=== MATERIAL FOR THIS EXERCISE ===
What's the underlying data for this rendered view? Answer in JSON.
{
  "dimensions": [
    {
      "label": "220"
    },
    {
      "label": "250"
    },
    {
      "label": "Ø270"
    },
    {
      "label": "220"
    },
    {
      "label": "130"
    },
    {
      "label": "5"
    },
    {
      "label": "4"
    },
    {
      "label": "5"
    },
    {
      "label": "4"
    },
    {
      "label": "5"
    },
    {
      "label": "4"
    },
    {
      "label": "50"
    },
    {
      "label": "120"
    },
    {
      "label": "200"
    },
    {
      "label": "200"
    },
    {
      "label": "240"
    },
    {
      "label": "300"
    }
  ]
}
===
Please copy out each record, character for character.

### RESULT
What's the underlying data for this rendered view? Answer in JSON.
{
  "dimensions": [
    {
      "label": "220"
    },
    {
      "label": "250"
    },
    {
      "label": "Ø270"
    },
    {
      "label": "220"
    },
    {
      "label": "130"
    },
    {
      "label": "5"
    },
    {
      "label": "4"
    },
    {
      "label": "5"
    },
    {
      "label": "4"
    },
    {
      "label": "5"
    },
    {
      "label": "4"
    },
    {
      "label": "50"
    },
    {
      "label": "120"
    },
    {
      "label": "200"
    },
    {
      "label": "200"
    },
    {
      "label": "240"
    },
    {
      "label": "300"
    }
  ]
}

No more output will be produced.